-- START OF Material provided --

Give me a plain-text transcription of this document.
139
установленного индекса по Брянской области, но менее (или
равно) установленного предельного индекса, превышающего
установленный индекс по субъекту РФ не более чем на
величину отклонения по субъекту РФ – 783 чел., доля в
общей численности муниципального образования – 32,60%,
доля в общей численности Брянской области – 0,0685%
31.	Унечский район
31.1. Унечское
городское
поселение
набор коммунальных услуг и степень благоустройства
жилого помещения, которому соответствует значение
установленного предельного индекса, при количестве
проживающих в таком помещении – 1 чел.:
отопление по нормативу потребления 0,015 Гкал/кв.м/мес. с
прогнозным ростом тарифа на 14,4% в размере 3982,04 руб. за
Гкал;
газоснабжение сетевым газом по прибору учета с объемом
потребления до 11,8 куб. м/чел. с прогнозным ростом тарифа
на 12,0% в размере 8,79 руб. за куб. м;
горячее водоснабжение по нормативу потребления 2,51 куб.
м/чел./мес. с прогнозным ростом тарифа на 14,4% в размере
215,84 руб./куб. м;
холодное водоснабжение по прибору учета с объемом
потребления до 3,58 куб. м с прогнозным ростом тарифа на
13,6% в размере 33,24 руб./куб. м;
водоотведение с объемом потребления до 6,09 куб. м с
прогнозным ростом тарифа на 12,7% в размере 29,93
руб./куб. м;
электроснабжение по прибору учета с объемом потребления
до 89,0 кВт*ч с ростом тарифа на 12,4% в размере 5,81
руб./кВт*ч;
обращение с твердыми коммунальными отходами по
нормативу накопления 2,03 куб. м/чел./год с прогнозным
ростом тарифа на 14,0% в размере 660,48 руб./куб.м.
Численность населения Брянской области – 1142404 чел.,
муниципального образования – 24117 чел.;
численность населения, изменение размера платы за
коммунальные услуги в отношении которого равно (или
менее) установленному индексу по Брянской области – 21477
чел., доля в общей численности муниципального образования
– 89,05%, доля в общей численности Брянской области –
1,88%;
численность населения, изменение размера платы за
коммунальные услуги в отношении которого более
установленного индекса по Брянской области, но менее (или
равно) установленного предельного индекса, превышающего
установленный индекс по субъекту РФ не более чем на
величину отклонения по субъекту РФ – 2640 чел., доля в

-- END OF Material provided --

## [Problem description]
Determine how many lines of the listing hold the word "нормативу" and reply with that figure alone.

## [Answer]
3